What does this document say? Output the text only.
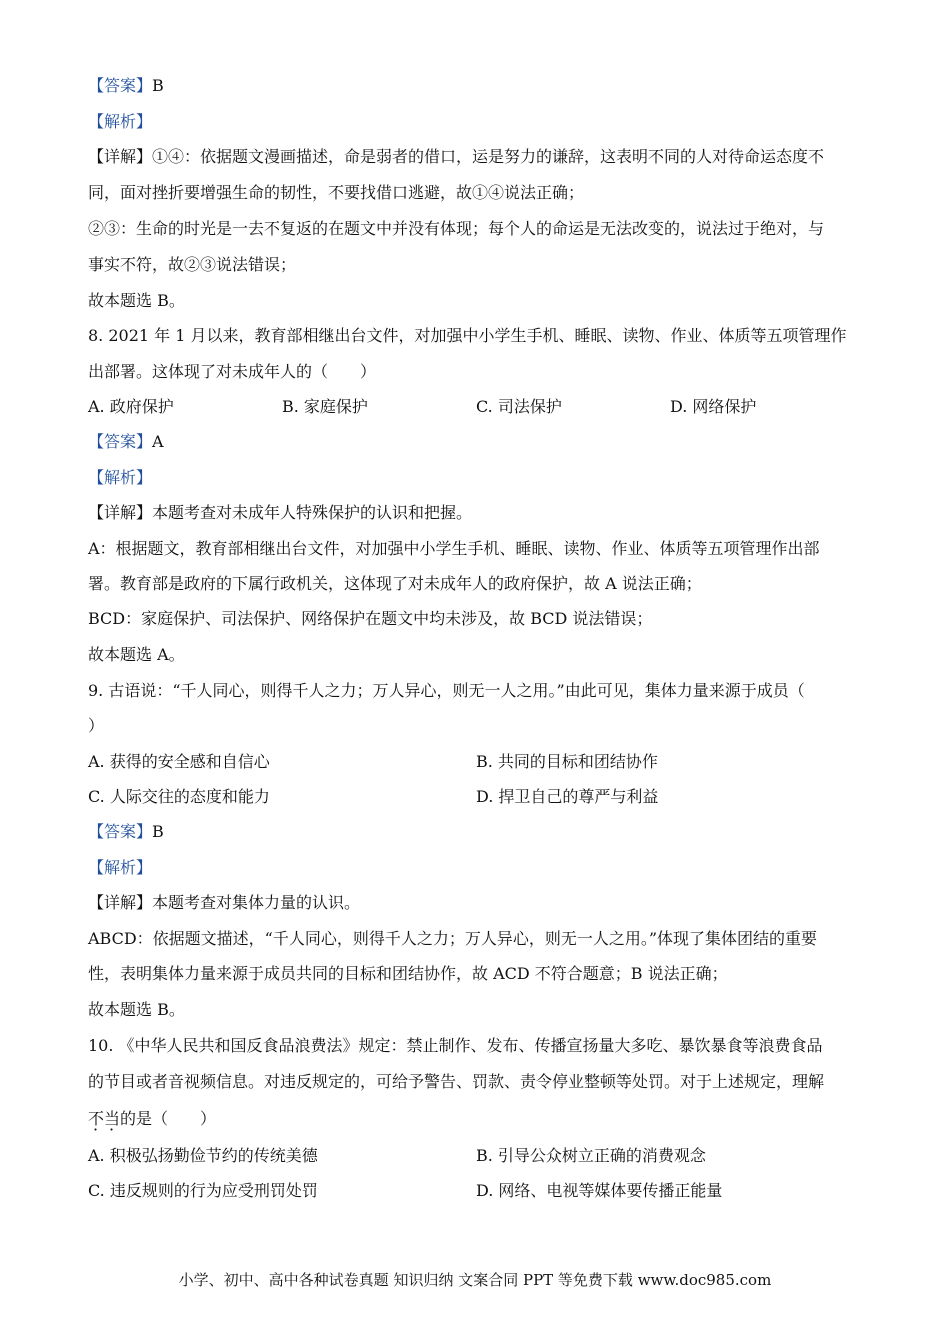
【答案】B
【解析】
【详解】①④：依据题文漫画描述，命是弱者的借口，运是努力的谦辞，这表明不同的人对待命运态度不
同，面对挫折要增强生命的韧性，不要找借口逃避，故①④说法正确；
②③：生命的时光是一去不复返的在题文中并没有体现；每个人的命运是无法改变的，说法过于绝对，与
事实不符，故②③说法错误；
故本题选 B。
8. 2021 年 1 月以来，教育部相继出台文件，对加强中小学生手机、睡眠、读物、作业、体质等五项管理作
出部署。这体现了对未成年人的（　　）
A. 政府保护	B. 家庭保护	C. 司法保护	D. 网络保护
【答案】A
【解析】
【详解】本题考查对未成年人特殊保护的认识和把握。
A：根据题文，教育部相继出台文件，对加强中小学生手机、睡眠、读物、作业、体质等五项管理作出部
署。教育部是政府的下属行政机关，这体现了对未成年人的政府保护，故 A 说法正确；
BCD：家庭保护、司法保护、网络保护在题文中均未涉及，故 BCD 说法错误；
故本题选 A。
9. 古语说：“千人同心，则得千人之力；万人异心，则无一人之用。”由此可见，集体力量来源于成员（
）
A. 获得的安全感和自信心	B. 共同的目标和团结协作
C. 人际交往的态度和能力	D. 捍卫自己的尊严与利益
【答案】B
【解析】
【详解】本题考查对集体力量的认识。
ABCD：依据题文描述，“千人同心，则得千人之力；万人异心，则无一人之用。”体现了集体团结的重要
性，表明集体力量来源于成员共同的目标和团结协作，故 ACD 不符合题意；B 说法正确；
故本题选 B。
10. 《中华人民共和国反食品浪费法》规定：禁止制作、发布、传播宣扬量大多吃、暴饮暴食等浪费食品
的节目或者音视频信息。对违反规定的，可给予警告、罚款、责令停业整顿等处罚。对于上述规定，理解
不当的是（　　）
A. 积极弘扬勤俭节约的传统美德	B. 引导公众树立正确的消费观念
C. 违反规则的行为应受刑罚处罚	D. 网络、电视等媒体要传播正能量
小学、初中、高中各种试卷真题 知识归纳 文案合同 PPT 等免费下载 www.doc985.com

- - - - - - -

What is the number of lines in the records above that include the word "家庭保护"? Reply with that number and nothing more.

2